[Excerpts from a figure dataset]
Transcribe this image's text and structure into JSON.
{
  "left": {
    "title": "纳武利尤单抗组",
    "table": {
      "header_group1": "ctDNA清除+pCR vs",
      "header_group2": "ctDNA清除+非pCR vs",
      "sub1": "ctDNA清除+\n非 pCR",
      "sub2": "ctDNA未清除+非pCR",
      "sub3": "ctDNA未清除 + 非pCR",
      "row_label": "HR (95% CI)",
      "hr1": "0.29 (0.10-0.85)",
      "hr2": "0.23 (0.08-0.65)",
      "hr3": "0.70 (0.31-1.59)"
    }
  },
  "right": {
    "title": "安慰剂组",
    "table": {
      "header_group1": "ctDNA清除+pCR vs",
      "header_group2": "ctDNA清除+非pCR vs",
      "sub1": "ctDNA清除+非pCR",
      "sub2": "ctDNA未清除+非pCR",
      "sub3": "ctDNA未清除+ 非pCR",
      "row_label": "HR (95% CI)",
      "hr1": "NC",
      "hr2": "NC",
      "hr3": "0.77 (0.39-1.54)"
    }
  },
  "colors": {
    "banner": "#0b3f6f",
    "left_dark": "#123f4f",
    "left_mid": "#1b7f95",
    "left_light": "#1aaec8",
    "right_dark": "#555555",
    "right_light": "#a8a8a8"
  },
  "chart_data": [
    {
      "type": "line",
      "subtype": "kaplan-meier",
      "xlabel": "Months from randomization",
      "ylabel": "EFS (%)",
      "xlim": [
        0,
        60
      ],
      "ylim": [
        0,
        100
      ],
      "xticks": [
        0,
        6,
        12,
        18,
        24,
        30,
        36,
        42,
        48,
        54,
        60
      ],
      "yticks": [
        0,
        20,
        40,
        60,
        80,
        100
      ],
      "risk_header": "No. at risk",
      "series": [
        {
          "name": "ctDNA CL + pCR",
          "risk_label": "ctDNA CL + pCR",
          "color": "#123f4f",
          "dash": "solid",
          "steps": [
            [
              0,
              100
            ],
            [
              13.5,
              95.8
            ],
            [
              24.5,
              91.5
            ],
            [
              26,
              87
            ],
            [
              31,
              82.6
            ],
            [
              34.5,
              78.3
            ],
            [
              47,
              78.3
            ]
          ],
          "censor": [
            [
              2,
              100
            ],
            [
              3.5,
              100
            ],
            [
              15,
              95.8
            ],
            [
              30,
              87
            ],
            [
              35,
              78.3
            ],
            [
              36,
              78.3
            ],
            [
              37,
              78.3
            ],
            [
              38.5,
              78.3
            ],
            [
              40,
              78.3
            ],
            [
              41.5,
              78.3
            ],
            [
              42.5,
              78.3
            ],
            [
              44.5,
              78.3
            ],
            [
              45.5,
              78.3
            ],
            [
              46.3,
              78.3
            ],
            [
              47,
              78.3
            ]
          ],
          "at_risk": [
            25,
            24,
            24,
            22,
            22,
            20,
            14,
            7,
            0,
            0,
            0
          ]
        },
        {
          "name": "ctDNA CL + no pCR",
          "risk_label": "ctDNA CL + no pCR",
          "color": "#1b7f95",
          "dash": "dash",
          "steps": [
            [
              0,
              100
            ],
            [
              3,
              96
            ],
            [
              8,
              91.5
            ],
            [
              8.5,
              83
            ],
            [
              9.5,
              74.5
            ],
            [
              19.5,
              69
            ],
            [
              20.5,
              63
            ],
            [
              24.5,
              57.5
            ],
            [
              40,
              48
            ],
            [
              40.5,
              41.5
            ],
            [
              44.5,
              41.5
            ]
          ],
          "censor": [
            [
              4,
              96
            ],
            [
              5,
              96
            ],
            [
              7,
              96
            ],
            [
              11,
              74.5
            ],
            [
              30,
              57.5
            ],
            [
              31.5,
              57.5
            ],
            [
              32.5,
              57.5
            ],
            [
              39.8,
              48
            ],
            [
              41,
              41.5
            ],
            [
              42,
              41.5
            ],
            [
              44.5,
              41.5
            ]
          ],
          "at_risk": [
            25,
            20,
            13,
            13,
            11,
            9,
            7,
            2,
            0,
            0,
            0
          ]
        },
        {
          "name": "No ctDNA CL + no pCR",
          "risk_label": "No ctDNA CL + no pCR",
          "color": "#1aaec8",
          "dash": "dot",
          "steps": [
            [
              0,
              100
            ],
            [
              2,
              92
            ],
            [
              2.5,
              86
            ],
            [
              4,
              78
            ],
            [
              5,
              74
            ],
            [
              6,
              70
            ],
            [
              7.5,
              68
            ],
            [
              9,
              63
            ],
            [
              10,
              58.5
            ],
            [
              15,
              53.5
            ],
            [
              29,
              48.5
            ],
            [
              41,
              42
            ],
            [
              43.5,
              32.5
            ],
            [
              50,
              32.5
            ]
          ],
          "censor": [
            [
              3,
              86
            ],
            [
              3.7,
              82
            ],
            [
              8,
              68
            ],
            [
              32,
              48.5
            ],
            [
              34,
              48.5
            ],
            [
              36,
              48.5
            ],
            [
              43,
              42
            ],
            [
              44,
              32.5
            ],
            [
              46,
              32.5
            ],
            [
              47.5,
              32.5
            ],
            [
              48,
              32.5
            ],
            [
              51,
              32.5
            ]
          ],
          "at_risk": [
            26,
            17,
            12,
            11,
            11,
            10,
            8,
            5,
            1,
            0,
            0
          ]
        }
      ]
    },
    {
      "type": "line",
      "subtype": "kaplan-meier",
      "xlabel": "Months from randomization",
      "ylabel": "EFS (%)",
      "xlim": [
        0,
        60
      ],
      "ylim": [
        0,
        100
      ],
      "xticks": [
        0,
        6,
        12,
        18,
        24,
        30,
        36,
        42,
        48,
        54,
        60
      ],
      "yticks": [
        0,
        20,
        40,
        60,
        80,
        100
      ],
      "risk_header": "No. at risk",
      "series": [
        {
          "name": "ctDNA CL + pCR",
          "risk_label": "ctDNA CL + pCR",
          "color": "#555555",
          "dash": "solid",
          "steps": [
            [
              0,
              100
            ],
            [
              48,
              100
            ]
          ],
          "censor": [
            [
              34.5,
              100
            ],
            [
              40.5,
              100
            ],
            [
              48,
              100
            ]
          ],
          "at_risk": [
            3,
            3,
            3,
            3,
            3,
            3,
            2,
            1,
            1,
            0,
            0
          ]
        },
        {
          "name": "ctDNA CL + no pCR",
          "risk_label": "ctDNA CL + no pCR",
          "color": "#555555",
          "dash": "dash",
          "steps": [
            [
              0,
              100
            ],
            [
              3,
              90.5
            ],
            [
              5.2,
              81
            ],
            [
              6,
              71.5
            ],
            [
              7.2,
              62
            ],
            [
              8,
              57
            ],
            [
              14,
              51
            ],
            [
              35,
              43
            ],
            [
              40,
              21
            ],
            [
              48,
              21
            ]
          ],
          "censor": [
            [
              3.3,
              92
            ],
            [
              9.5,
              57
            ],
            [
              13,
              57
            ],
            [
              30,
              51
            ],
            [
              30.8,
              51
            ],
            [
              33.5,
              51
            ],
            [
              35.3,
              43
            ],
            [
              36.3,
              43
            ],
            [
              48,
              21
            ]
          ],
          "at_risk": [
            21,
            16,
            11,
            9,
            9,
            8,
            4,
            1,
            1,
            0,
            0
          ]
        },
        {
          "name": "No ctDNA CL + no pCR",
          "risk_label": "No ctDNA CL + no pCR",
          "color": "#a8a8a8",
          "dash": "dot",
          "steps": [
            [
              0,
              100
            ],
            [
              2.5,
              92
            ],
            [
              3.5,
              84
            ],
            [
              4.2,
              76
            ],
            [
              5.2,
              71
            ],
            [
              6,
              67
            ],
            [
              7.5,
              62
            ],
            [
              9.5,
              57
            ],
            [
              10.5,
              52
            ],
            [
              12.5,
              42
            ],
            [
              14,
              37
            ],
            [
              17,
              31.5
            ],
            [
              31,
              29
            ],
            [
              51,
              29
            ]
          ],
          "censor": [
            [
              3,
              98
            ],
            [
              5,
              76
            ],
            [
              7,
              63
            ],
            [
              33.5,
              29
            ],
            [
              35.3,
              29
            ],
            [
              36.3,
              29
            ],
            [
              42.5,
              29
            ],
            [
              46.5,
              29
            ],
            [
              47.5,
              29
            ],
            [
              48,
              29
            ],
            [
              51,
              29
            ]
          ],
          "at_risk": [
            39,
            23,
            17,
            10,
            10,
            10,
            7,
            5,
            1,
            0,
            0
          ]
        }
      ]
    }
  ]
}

--

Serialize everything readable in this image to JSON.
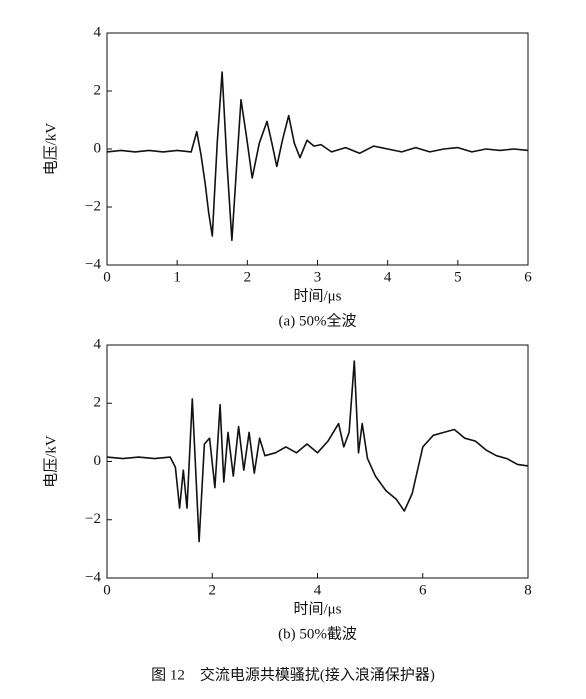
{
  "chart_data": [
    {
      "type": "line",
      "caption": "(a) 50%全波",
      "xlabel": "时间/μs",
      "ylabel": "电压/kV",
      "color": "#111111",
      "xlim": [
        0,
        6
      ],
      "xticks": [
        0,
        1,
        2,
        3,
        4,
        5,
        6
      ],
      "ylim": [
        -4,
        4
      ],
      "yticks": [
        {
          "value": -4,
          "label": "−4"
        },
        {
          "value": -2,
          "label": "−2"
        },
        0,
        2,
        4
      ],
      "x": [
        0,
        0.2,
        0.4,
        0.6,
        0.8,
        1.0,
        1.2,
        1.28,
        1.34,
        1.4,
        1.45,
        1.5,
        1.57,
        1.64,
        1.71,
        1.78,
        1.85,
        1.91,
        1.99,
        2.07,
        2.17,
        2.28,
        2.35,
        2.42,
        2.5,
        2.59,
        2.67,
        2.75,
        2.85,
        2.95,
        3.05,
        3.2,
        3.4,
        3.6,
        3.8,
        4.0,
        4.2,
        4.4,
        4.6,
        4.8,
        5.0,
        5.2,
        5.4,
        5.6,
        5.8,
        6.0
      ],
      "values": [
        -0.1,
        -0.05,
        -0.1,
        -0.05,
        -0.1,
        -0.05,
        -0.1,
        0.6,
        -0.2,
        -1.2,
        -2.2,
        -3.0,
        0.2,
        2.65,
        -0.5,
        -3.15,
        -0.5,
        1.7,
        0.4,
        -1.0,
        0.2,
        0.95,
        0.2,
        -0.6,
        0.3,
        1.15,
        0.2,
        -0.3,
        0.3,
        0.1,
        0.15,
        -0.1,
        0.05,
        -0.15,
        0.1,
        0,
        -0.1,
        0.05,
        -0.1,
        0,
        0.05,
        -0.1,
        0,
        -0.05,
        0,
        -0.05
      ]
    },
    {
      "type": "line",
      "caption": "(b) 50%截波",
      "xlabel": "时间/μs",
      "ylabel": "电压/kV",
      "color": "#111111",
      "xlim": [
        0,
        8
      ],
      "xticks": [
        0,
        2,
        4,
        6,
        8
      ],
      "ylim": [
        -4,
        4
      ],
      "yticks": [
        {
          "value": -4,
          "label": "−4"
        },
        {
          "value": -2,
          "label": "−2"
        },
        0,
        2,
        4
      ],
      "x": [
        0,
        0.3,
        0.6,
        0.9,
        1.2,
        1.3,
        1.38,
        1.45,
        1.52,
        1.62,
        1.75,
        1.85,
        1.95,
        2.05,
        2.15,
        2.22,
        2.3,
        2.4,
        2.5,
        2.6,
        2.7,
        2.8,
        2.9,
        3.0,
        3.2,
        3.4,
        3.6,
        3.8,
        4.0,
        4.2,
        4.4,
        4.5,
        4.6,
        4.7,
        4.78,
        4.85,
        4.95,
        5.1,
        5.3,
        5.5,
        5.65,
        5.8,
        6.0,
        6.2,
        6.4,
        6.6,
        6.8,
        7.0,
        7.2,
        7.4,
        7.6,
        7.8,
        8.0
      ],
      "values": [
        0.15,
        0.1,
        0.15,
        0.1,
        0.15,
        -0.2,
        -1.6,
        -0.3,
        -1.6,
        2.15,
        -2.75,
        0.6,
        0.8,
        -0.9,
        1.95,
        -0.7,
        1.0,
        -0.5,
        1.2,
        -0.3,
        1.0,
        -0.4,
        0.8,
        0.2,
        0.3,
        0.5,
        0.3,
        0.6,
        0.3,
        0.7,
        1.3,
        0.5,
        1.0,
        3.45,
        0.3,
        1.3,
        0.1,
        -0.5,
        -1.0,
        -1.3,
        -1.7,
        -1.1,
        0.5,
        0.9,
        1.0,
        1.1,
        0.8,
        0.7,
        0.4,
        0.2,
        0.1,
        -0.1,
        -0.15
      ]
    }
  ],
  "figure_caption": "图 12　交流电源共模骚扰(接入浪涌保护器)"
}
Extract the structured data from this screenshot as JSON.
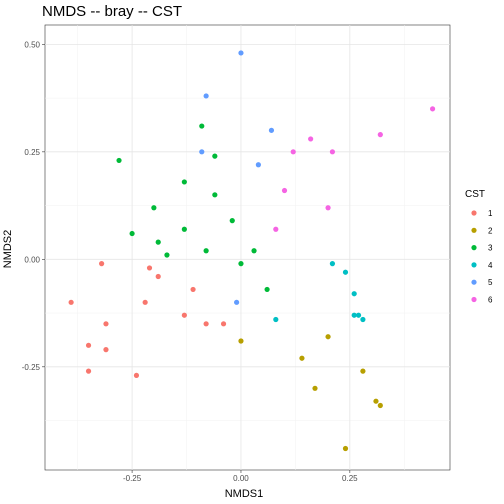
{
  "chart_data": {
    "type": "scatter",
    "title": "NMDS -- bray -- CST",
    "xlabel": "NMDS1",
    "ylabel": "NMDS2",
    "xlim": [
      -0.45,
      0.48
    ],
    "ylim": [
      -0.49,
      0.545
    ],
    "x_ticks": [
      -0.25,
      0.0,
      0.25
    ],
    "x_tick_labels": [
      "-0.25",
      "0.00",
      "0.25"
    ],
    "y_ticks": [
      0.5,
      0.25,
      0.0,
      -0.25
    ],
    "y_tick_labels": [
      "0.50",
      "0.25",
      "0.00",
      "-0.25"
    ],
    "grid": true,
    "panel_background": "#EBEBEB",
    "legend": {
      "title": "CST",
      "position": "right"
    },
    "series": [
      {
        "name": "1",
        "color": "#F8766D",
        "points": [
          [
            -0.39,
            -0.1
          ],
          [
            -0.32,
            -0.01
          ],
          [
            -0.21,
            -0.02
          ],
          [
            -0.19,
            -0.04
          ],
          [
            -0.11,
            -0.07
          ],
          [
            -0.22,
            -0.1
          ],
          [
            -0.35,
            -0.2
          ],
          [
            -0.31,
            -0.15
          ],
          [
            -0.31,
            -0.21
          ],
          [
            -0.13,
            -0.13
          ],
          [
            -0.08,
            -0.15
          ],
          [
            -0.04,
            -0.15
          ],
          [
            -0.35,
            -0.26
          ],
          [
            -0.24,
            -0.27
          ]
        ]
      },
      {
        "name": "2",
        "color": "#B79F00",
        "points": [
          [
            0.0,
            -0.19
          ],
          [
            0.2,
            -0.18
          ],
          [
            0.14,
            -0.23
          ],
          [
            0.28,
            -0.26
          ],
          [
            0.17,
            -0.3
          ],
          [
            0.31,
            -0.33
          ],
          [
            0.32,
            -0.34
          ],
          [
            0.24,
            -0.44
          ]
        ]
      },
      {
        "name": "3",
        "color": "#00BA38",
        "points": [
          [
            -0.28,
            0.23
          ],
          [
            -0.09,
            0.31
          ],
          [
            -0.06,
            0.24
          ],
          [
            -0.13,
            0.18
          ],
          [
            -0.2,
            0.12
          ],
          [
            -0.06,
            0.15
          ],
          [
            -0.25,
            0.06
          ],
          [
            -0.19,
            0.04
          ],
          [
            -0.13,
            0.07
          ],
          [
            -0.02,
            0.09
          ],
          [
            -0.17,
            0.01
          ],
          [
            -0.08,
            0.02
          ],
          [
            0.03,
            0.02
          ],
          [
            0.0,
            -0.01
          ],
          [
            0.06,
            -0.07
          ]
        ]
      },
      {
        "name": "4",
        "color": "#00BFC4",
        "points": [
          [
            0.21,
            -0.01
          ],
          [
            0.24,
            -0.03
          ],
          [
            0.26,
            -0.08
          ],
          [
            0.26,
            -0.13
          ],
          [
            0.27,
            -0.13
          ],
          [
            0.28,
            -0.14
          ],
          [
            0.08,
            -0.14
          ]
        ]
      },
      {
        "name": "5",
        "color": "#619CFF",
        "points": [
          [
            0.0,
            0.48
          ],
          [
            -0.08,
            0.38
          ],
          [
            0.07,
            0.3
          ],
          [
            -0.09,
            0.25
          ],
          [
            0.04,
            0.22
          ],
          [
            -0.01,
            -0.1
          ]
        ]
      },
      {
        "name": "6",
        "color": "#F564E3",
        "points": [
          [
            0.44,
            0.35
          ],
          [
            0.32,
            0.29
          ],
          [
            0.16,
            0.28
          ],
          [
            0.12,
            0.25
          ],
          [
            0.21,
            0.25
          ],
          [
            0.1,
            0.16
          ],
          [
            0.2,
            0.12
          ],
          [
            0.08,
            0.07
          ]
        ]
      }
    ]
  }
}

EXERCISE PROMPT. Copy all lines from the material that hold "image".

FULL SOLUTION.
Transcribe this image's text and structure into JSON.
Serialize everything readable in this image to JSON.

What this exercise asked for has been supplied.